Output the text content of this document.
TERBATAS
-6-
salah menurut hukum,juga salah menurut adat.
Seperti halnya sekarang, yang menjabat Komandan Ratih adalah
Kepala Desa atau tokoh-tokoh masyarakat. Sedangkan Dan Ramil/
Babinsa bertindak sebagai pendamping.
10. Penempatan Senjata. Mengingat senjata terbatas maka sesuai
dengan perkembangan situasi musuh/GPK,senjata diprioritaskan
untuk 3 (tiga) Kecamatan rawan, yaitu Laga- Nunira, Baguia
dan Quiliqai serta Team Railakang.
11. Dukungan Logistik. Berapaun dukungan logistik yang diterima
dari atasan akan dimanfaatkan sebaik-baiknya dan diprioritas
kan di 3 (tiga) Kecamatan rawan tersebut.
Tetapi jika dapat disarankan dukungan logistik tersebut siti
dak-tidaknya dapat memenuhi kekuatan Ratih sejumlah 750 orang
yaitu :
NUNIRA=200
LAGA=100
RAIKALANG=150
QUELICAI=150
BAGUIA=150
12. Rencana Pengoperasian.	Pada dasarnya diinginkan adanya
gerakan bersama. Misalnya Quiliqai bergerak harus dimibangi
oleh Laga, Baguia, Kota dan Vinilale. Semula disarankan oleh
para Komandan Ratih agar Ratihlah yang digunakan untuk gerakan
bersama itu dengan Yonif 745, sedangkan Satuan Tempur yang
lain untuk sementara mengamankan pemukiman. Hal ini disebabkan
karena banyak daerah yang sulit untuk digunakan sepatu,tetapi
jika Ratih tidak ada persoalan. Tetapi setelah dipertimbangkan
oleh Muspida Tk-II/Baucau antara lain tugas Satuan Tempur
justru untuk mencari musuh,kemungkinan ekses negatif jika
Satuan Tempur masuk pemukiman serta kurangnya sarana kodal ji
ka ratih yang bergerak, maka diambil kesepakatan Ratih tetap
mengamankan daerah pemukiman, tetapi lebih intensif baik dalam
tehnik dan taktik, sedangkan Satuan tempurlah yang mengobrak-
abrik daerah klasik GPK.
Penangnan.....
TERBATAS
........
EXERCISE TASK
Find the word "pemukiman" in the data and show each line that holds it.

SOLUTION TO THE EXERCISE
lain untuk sementara mengamankan pemukiman. Hal ini disebabkan
Satuan Tempur masuk pemukiman serta kurangnya sarana kodal ji
mengamankan daerah pemukiman, tetapi lebih intensif baik dalam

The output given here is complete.